## EXERCISE AIM
Where a line in the listing below contains the word "text", copy that line.

## MATERIAL PROVIDED
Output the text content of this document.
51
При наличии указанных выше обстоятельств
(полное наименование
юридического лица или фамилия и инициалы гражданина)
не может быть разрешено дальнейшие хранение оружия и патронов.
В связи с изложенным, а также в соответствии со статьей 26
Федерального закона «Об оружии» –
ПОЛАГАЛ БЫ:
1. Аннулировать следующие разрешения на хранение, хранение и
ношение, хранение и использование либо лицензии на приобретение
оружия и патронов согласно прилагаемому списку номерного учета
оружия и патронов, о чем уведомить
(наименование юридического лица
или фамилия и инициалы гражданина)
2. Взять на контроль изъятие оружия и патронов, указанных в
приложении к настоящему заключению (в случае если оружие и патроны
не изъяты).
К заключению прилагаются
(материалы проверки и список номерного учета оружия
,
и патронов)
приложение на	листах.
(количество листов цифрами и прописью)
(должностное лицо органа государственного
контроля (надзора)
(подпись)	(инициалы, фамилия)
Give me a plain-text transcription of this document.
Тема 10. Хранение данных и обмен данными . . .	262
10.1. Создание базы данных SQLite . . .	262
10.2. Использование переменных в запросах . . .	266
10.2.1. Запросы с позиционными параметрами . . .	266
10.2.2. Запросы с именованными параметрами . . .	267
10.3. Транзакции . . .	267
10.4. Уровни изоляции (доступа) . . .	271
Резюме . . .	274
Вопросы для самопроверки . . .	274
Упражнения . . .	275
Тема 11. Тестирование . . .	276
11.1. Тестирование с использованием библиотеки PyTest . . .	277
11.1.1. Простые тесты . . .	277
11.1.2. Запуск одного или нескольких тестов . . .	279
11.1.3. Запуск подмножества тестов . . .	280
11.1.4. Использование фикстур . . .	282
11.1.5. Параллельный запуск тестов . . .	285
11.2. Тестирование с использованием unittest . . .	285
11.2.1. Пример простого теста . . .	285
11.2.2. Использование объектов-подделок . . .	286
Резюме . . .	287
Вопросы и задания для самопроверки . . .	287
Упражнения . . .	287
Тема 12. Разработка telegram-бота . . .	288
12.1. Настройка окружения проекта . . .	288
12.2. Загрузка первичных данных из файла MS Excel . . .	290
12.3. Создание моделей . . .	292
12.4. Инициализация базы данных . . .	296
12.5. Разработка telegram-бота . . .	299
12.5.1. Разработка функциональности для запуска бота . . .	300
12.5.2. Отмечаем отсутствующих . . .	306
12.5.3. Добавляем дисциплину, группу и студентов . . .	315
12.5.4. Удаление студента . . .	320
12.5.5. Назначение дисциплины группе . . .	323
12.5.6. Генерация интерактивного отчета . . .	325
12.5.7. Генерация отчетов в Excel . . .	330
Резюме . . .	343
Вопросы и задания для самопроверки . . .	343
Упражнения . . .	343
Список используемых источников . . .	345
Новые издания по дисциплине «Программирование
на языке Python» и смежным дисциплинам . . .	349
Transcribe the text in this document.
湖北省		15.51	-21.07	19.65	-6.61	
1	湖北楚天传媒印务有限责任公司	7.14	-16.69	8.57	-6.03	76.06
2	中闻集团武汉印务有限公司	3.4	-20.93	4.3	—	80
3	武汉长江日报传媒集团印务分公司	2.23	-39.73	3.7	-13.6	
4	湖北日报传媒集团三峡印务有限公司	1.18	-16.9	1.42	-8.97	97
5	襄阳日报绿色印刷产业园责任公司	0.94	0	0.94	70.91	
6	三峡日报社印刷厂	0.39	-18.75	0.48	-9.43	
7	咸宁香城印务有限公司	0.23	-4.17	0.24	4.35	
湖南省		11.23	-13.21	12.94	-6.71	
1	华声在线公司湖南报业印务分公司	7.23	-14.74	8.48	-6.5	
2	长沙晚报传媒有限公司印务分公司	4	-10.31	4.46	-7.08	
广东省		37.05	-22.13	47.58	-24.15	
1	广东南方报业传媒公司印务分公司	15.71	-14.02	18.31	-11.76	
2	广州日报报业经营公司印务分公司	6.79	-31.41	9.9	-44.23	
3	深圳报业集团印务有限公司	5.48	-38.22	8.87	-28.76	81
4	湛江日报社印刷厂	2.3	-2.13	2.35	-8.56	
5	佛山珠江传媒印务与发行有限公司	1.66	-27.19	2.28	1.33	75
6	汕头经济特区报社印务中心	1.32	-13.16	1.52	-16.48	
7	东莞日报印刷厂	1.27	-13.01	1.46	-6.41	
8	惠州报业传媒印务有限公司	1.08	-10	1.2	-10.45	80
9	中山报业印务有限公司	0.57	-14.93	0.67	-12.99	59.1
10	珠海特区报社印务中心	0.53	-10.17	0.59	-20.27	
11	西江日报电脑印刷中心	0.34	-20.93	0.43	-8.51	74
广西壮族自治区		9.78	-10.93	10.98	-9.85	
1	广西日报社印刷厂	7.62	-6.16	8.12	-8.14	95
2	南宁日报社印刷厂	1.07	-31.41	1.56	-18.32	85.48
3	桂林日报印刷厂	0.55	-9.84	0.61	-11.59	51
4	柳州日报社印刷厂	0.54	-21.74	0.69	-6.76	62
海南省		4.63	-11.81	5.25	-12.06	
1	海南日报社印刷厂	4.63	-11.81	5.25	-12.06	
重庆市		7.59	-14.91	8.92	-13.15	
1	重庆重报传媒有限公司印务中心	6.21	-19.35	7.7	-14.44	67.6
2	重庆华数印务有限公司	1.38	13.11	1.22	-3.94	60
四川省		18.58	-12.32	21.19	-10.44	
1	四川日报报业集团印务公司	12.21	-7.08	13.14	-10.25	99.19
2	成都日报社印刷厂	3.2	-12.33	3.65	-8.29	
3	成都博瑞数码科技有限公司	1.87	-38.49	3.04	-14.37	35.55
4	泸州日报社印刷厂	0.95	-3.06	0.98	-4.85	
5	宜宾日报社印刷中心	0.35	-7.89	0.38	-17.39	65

## EXERCISE OUTPUT
Output the text content of this document.
Give me a plain-text transcription of this document.
Transcribe the text in this document.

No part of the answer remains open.